## begin Provided entries

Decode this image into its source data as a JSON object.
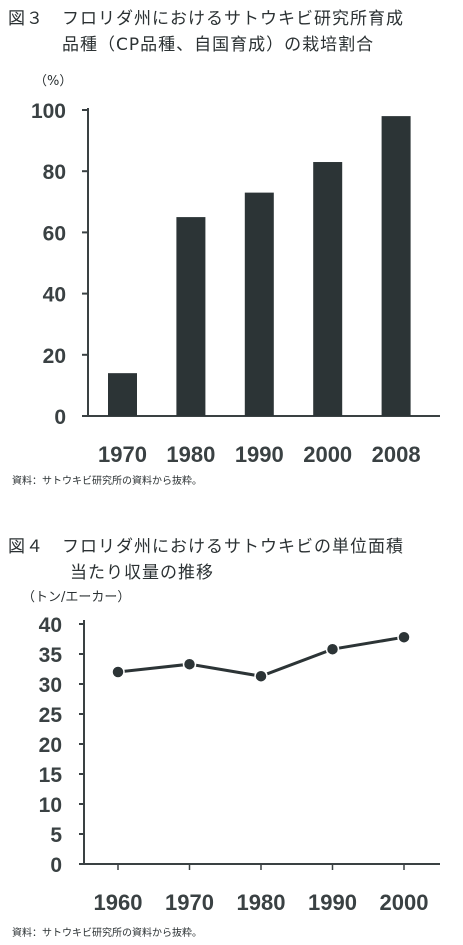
{
  "figures": [
    {
      "title_line1": "図３　フロリダ州におけるサトウキビ研究所育成",
      "title_line2": "品種（CP品種、自国育成）の栽培割合",
      "unit": "（%）",
      "source": "資料：サトウキビ研究所の資料から抜粋。"
    },
    {
      "title_line1": "図４　フロリダ州におけるサトウキビの単位面積",
      "title_line2": "当たり収量の推移",
      "unit": "（トン/エーカー）",
      "source": "資料：サトウキビ研究所の資料から抜粋。"
    }
  ],
  "colors": {
    "bar": "#2c3436",
    "axis": "#3a4143",
    "line": "#2c3436",
    "marker": "#2c3436"
  },
  "chart_data": [
    {
      "type": "bar",
      "title": "図３　フロリダ州におけるサトウキビ研究所育成品種（CP品種、自国育成）の栽培割合",
      "ylabel": "（%）",
      "categories": [
        "1970",
        "1980",
        "1990",
        "2000",
        "2008"
      ],
      "values": [
        14,
        65,
        73,
        83,
        98
      ],
      "ylim": [
        0,
        100
      ],
      "yticks": [
        "0",
        "20",
        "40",
        "60",
        "80",
        "100"
      ],
      "grid": false
    },
    {
      "type": "line",
      "title": "図４　フロリダ州におけるサトウキビの単位面積当たり収量の推移",
      "ylabel": "（トン/エーカー）",
      "x": [
        "1960",
        "1970",
        "1980",
        "1990",
        "2000"
      ],
      "values": [
        32,
        33.3,
        31.3,
        35.8,
        37.8
      ],
      "ylim": [
        0,
        40
      ],
      "yticks": [
        "0",
        "5",
        "10",
        "15",
        "20",
        "25",
        "30",
        "35",
        "40"
      ],
      "grid": false
    }
  ]
}
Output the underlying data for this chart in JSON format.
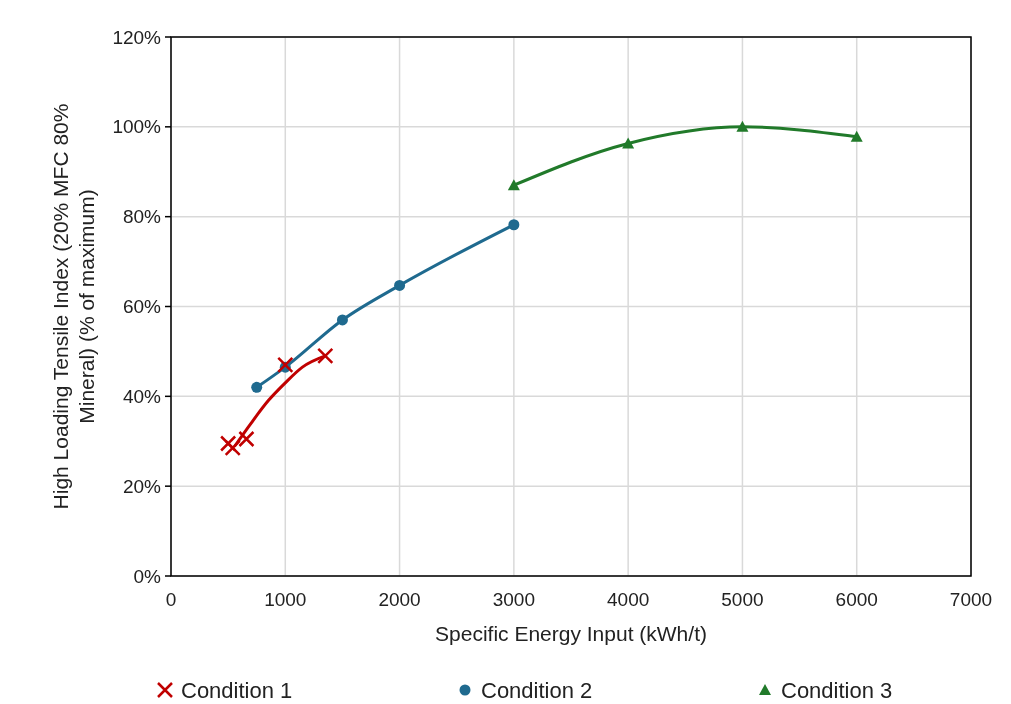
{
  "chart_data": {
    "type": "line",
    "xlabel": "Specific Energy Input (kWh/t)",
    "ylabel": "High Loading Tensile Index (20% MFC 80% Mineral) (% of maximum)",
    "xlim": [
      0,
      7000
    ],
    "xticks": [
      0,
      1000,
      2000,
      3000,
      4000,
      5000,
      6000,
      7000
    ],
    "ylim": [
      0,
      120
    ],
    "yticks": [
      {
        "value": 0,
        "label": "0%"
      },
      {
        "value": 20,
        "label": "20%"
      },
      {
        "value": 40,
        "label": "40%"
      },
      {
        "value": 60,
        "label": "60%"
      },
      {
        "value": 80,
        "label": "80%"
      },
      {
        "value": 100,
        "label": "100%"
      },
      {
        "value": 120,
        "label": "120%"
      }
    ],
    "grid": true,
    "legend": "bottom",
    "series": [
      {
        "name": "Condition 1",
        "type": "scatter",
        "marker": "cross",
        "color": "#c00000",
        "x": [
          500,
          540,
          660,
          1000,
          1350
        ],
        "values": [
          29.5,
          28.5,
          30.5,
          47,
          49
        ]
      },
      {
        "marker": "none",
        "color": "#c00000",
        "x": [
          560,
          700,
          850,
          1000,
          1150,
          1350
        ],
        "values": [
          29,
          34,
          39,
          43,
          46.5,
          49
        ]
      },
      {
        "name": "Condition 2",
        "marker": "circle",
        "color": "#1f6a8f",
        "x": [
          750,
          1000,
          1500,
          2000,
          3000
        ],
        "values": [
          42,
          46.5,
          57,
          64.7,
          78.2
        ]
      },
      {
        "name": "Condition 3",
        "marker": "triangle",
        "color": "#217a2a",
        "x": [
          3000,
          4000,
          5000,
          6000
        ],
        "values": [
          87,
          96.3,
          100,
          97.8
        ]
      }
    ]
  }
}
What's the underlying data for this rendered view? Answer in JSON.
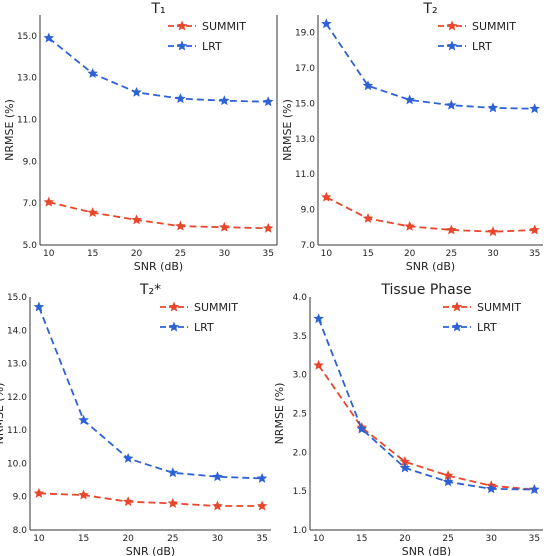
{
  "colors": {
    "summmit": "#e8472b",
    "lrt": "#2d62d6",
    "axis": "#333333"
  },
  "chart_data": [
    {
      "type": "line",
      "title": "T₁",
      "xlabel": "SNR (dB)",
      "ylabel": "NRMSE (%)",
      "x": [
        10,
        15,
        20,
        25,
        30,
        35
      ],
      "xlim": [
        9,
        36
      ],
      "ylim": [
        5.0,
        16.0
      ],
      "yticks": [
        "5.0",
        "7.0",
        "9.0",
        "11.0",
        "13.0",
        "15.0"
      ],
      "legend_position": "top-right",
      "series": [
        {
          "name": "SUMMIT",
          "values": [
            7.05,
            6.55,
            6.2,
            5.9,
            5.85,
            5.8
          ]
        },
        {
          "name": "LRT",
          "values": [
            14.9,
            13.2,
            12.3,
            12.0,
            11.9,
            11.85
          ]
        }
      ]
    },
    {
      "type": "line",
      "title": "T₂",
      "xlabel": "SNR (dB)",
      "ylabel": "NRMSE (%)",
      "x": [
        10,
        15,
        20,
        25,
        30,
        35
      ],
      "xlim": [
        9,
        36
      ],
      "ylim": [
        7.0,
        20.0
      ],
      "yticks": [
        "7.0",
        "9.0",
        "11.0",
        "13.0",
        "15.0",
        "17.0",
        "19.0"
      ],
      "legend_position": "top-right",
      "series": [
        {
          "name": "SUMMIT",
          "values": [
            9.7,
            8.5,
            8.05,
            7.85,
            7.75,
            7.85
          ]
        },
        {
          "name": "LRT",
          "values": [
            19.5,
            16.0,
            15.2,
            14.9,
            14.75,
            14.7
          ]
        }
      ]
    },
    {
      "type": "line",
      "title": "T₂*",
      "xlabel": "SNR (dB)",
      "ylabel": "NRMSE (%)",
      "x": [
        10,
        15,
        20,
        25,
        30,
        35
      ],
      "xlim": [
        9,
        36
      ],
      "ylim": [
        8.0,
        15.0
      ],
      "yticks": [
        "8.0",
        "9.0",
        "10.0",
        "11.0",
        "12.0",
        "13.0",
        "14.0",
        "15.0"
      ],
      "legend_position": "top-right",
      "series": [
        {
          "name": "SUMMIT",
          "values": [
            9.1,
            9.05,
            8.85,
            8.8,
            8.72,
            8.72
          ]
        },
        {
          "name": "LRT",
          "values": [
            14.7,
            11.3,
            10.15,
            9.72,
            9.6,
            9.55
          ]
        }
      ]
    },
    {
      "type": "line",
      "title": "Tissue Phase",
      "xlabel": "SNR (dB)",
      "ylabel": "NRMSE (%)",
      "x": [
        10,
        15,
        20,
        25,
        30,
        35
      ],
      "xlim": [
        9,
        36
      ],
      "ylim": [
        1.0,
        4.0
      ],
      "yticks": [
        "1.0",
        "1.5",
        "2.0",
        "2.5",
        "3.0",
        "3.5",
        "4.0"
      ],
      "legend_position": "top-right",
      "series": [
        {
          "name": "SUMMIT",
          "values": [
            3.12,
            2.32,
            1.88,
            1.7,
            1.57,
            1.52
          ]
        },
        {
          "name": "LRT",
          "values": [
            3.72,
            2.3,
            1.8,
            1.62,
            1.53,
            1.52
          ]
        }
      ]
    }
  ]
}
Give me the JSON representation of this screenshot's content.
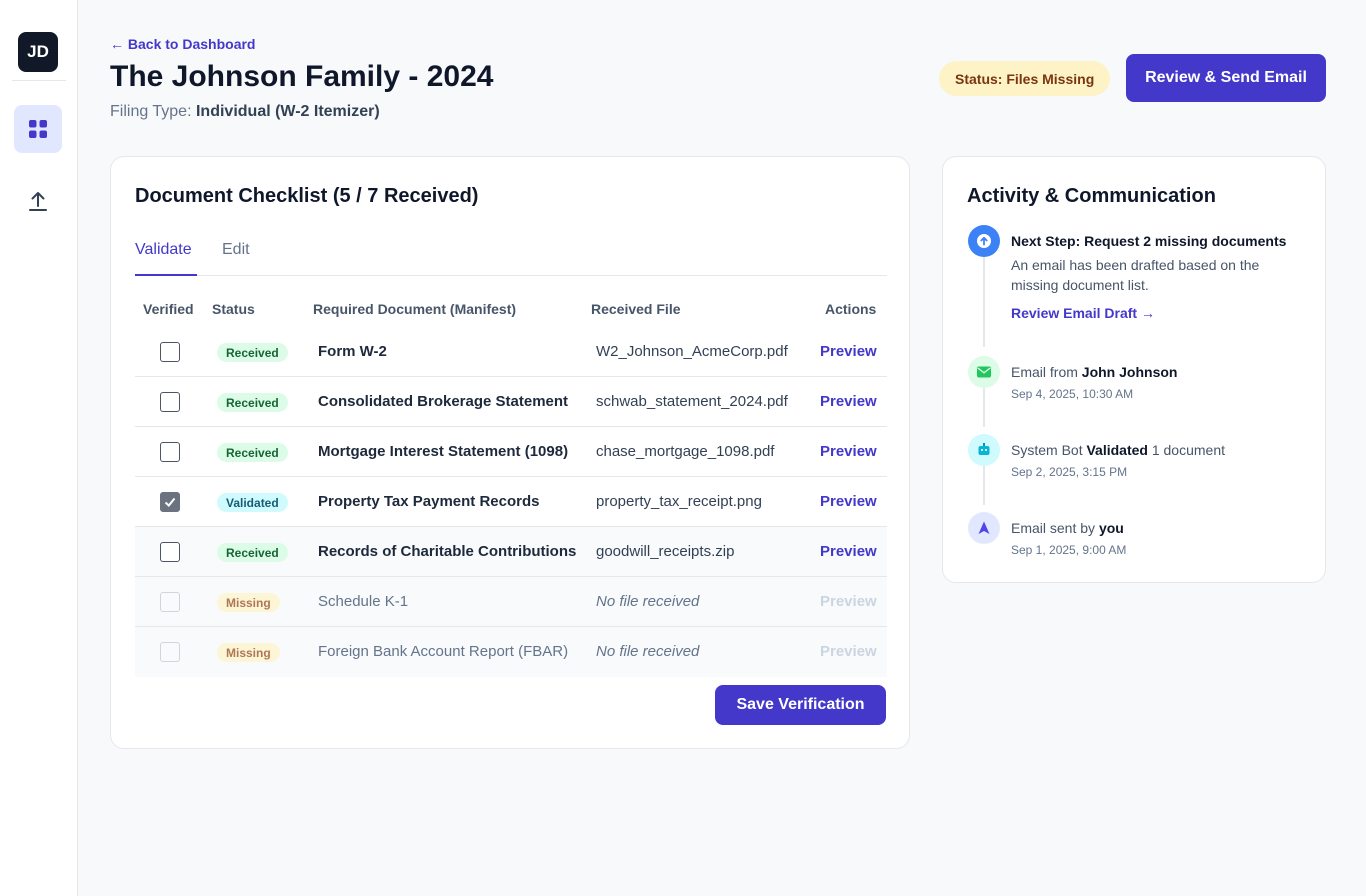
{
  "sidebar": {
    "avatar": "JD",
    "items": [
      {
        "name": "dashboard",
        "icon": "grid-icon"
      },
      {
        "name": "upload",
        "icon": "upload-icon"
      }
    ]
  },
  "header": {
    "back_link": "← Back to Dashboard",
    "title": "The Johnson Family - 2024",
    "filing_label": "Filing Type:",
    "filing_value": "Individual (W-2 Itemizer)",
    "status": "Status: Files Missing",
    "primary_action": "Review & Send Email"
  },
  "checklist": {
    "title": "Document Checklist (5 / 7 Received)",
    "tabs": [
      "Validate",
      "Edit"
    ],
    "active_tab": "Validate",
    "columns": [
      "Verified",
      "Status",
      "Required Document (Manifest)",
      "Received File",
      "Actions"
    ],
    "rows": [
      {
        "verified": false,
        "status": "Received",
        "document": "Form W-2",
        "file": "W2_Johnson_AcmeCorp.pdf",
        "action": "Preview"
      },
      {
        "verified": false,
        "status": "Received",
        "document": "Consolidated Brokerage Statement",
        "file": "schwab_statement_2024.pdf",
        "action": "Preview"
      },
      {
        "verified": false,
        "status": "Received",
        "document": "Mortgage Interest Statement (1098)",
        "file": "chase_mortgage_1098.pdf",
        "action": "Preview"
      },
      {
        "verified": true,
        "status": "Validated",
        "document": "Property Tax Payment Records",
        "file": "property_tax_receipt.png",
        "action": "Preview"
      },
      {
        "verified": false,
        "status": "Received",
        "document": "Records of Charitable Contributions",
        "file": "goodwill_receipts.zip",
        "action": "Preview"
      },
      {
        "verified": false,
        "status": "Missing",
        "document": "Schedule K-1",
        "file": "No file received",
        "action": "Preview"
      },
      {
        "verified": false,
        "status": "Missing",
        "document": "Foreign Bank Account Report (FBAR)",
        "file": "No file received",
        "action": "Preview"
      }
    ],
    "save_label": "Save Verification"
  },
  "activity": {
    "title": "Activity & Communication",
    "next_step": {
      "title": "Next Step: Request 2 missing documents",
      "description": "An email has been drafted based on the missing document list.",
      "link": "Review Email Draft →"
    },
    "events": [
      {
        "prefix": "Email from",
        "actor": "John Johnson",
        "suffix": "",
        "date": "Sep 4, 2025, 10:30 AM",
        "icon": "mail-icon"
      },
      {
        "prefix": "System Bot",
        "actor": "Validated",
        "suffix": "1 document",
        "date": "Sep 2, 2025, 3:15 PM",
        "icon": "robot-icon"
      },
      {
        "prefix": "Email sent by",
        "actor": "you",
        "suffix": "",
        "date": "Sep 1, 2025, 9:00 AM",
        "icon": "send-icon"
      }
    ]
  }
}
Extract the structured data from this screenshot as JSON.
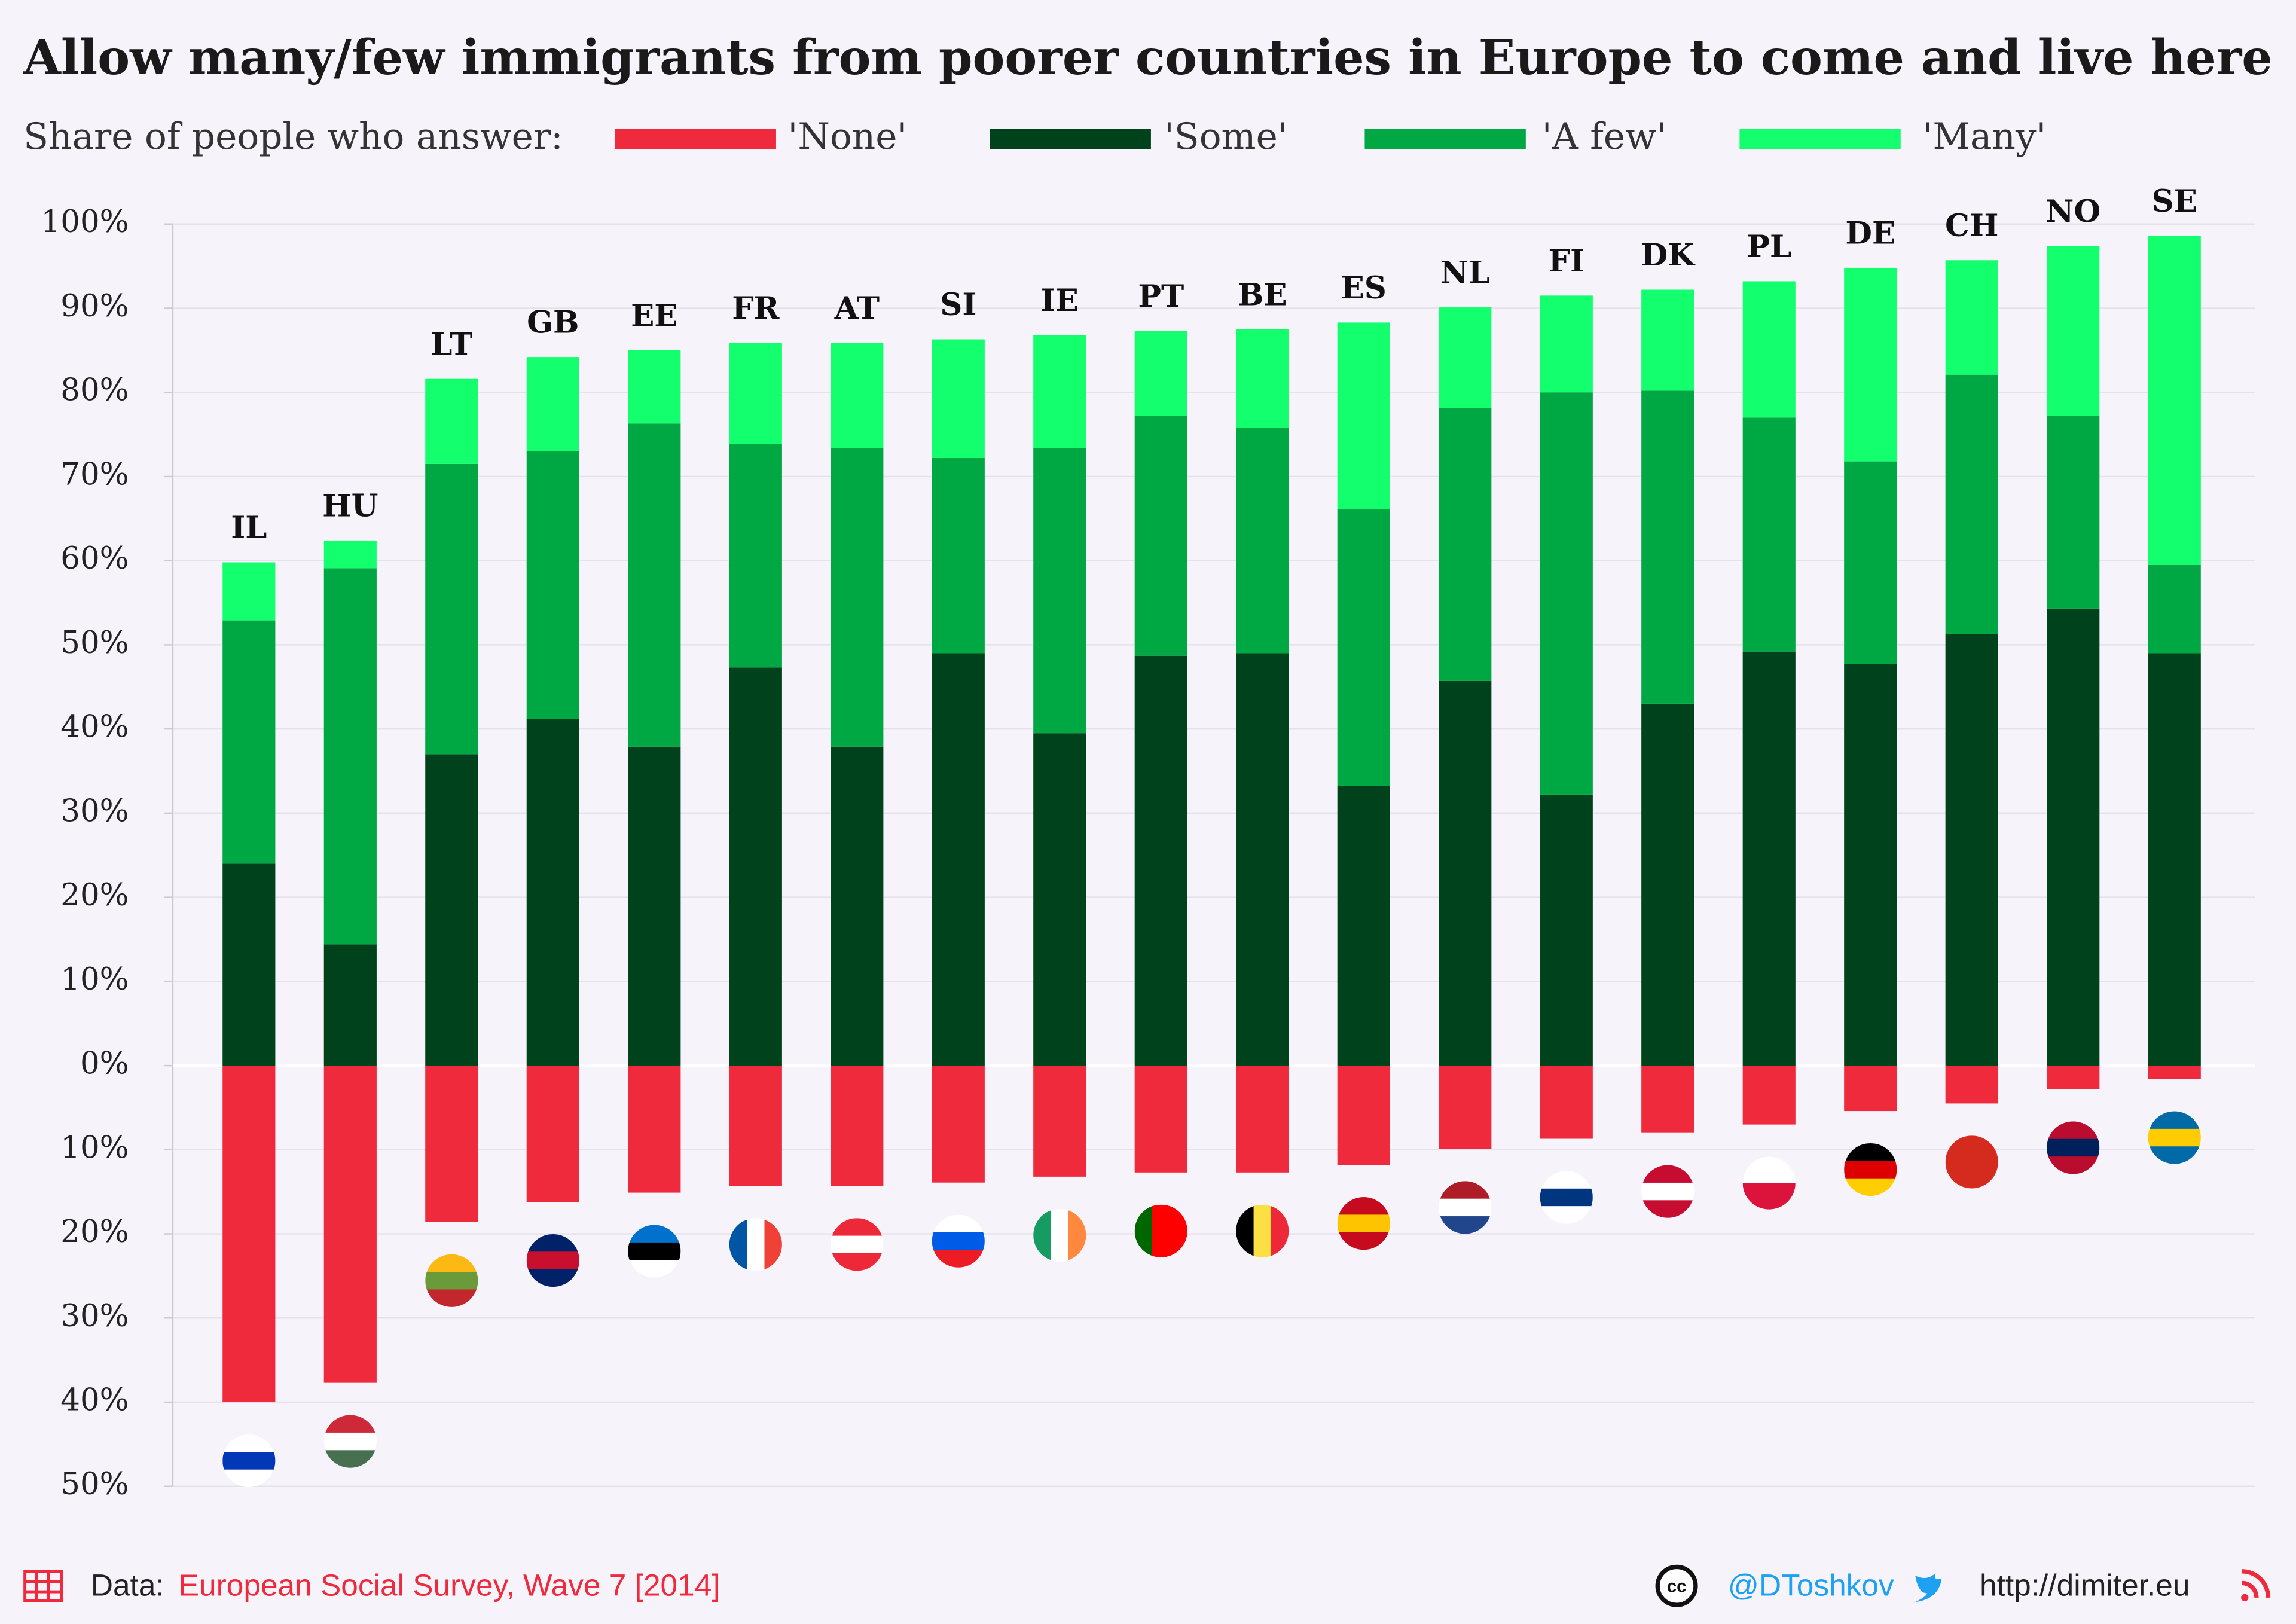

## end Provided entries

> _The problem_
Extract every line above that contains the word "screenshot".

> _Solution for this exercise_
Give me the JSON representation of this screenshot's content.
Extract the structured data from this screenshot as JSON.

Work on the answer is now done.